-- begin QUOTED PASSAGE --

Apache Spark -- Java , Group Live Stream data - java

I am trying to get live JSON data from RabbitMQ to Apache Spark using Java and do some realtime analytics out of it.
I am able to get the data and also do some basic SQL queries on it, but I am not able to figure out the grouping part.
Below is the JSON I have
{"DeviceId":"MAC-101","DeviceType":"Simulator-1","data":{"TimeStamp":"26-06-2017 16:43:41","FR":10,"ASSP":20,"Mode":1,"EMode":2,"ProgramNo":2,"Status":3,"Timeinmillisecs":636340922213668165}}
{"DeviceId":"MAC-101","DeviceType":"Simulator-1","data":{"TimeStamp":"26-06-2017 16:43:41","FR":10,"ASSP":20,"Mode":1,"EMode":2,"ProgramNo":2,"Status":3,"Timeinmillisecs":636340922213668165}}
{"DeviceId":"MAC-102","DeviceType":"Simulator-1","data":{"TimeStamp":"26-06-2017 16:43:41","FR":10,"ASSP":20,"Mode":1,"EMode":2,"ProgramNo":2,"Status":3,"Timeinmillisecs":636340922213668165}}
{"DeviceId":"MAC-102","DeviceType":"Simulator-1","data":{"TimeStamp":"26-06-2017 16:43:41","FR":10,"ASSP":20,"Mode":1,"EMode":2,"ProgramNo":2,"Status":3,"Timeinmillisecs":636340922213668165}}
I would like to group them by device id. The idea is that way I can run and gather analytics against individual devices. Below is the sample code snippet that I am trying
public static void main(String[] args) {
try {
mconf = new SparkConf();
mconf.setAppName("RabbitMqReceiver");
mconf.setMaster("local[*]");
jssc = new JavaStreamingContext(mconf,Durations.seconds(10));
SparkSession spksess = SparkSession
.builder()

-- end QUOTED PASSAGE --
-- begin MATERIAL SHOWN --

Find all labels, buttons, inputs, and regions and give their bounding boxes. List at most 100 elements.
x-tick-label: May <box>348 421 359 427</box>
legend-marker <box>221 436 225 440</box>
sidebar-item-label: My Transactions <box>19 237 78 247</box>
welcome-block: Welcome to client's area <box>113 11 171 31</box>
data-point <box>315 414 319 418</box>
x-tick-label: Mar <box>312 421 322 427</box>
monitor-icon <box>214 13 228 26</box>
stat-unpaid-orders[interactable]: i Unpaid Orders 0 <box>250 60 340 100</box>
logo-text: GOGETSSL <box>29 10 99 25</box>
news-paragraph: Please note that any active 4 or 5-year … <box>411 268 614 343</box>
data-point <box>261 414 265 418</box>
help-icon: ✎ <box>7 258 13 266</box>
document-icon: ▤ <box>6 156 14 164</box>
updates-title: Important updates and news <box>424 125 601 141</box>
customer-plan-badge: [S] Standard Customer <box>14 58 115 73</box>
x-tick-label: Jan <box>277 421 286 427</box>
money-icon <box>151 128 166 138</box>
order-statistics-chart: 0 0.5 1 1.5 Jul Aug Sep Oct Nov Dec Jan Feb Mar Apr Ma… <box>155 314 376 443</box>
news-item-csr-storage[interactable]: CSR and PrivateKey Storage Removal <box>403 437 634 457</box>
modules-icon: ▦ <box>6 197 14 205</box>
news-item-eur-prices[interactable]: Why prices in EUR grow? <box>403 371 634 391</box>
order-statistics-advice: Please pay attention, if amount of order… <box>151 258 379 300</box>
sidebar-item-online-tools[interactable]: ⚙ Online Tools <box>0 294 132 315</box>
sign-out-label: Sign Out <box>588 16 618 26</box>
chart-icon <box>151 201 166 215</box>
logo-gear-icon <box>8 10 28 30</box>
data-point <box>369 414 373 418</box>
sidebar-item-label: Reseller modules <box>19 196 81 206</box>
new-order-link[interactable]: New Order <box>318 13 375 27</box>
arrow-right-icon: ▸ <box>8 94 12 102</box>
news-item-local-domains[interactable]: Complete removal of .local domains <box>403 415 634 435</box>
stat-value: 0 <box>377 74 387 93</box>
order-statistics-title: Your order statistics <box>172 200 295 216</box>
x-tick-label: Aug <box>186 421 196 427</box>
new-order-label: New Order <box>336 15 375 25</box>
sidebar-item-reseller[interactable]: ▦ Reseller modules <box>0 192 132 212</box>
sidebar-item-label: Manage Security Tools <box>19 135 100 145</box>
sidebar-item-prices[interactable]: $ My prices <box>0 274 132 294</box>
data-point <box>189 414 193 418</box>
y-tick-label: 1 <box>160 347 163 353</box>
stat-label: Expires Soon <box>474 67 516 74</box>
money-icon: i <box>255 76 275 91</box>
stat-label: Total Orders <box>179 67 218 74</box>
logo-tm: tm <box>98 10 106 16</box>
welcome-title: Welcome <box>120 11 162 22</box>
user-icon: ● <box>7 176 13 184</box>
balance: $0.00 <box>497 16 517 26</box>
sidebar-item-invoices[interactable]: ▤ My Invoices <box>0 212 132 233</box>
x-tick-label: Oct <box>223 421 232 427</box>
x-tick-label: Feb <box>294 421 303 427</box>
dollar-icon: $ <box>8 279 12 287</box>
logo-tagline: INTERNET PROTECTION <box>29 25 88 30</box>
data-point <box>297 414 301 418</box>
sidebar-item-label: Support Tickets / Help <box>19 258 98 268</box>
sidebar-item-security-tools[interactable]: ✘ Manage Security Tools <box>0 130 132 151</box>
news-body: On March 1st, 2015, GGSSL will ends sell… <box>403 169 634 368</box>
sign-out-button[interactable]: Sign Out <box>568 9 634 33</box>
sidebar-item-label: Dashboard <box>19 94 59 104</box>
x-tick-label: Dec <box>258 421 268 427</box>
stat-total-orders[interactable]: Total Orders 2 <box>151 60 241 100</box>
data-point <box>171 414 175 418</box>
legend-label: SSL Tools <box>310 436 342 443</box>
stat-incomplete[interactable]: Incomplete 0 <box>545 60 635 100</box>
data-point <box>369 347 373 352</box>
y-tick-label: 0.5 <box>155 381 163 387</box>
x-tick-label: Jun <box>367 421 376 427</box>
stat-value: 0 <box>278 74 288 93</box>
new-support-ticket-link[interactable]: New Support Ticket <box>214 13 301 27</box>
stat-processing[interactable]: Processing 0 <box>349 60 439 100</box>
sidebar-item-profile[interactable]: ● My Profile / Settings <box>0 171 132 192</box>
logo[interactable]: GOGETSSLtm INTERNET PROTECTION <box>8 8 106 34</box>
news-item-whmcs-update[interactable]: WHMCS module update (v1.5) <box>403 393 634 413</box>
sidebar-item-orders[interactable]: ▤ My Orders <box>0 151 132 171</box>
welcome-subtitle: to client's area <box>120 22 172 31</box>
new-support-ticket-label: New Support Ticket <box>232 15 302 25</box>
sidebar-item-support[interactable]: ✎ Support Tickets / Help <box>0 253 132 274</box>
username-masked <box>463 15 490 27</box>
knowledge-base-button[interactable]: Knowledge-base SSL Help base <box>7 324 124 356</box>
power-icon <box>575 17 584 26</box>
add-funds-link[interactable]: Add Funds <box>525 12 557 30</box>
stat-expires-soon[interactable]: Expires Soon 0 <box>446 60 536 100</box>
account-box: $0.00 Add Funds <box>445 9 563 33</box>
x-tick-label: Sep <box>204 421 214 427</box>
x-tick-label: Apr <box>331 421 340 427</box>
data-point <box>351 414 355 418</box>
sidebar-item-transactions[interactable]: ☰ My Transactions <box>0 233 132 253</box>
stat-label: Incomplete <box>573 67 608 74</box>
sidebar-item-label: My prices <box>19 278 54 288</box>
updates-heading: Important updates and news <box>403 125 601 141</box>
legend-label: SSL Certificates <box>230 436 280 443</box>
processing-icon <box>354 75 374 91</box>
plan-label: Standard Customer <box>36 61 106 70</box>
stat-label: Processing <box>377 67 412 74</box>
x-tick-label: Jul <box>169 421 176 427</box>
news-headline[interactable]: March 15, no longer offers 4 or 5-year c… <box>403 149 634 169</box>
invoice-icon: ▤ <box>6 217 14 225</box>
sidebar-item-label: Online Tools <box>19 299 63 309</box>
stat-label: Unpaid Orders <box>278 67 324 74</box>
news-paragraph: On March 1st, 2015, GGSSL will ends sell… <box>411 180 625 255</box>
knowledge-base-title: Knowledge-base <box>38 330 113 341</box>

-- end MATERIAL SHOWN --

### DIRECTIONS FOR THIS TASK
In the Spark streaming post, what message source does the live JSON data come from?

### RESPONSE TO THE TASK
RabbitMQ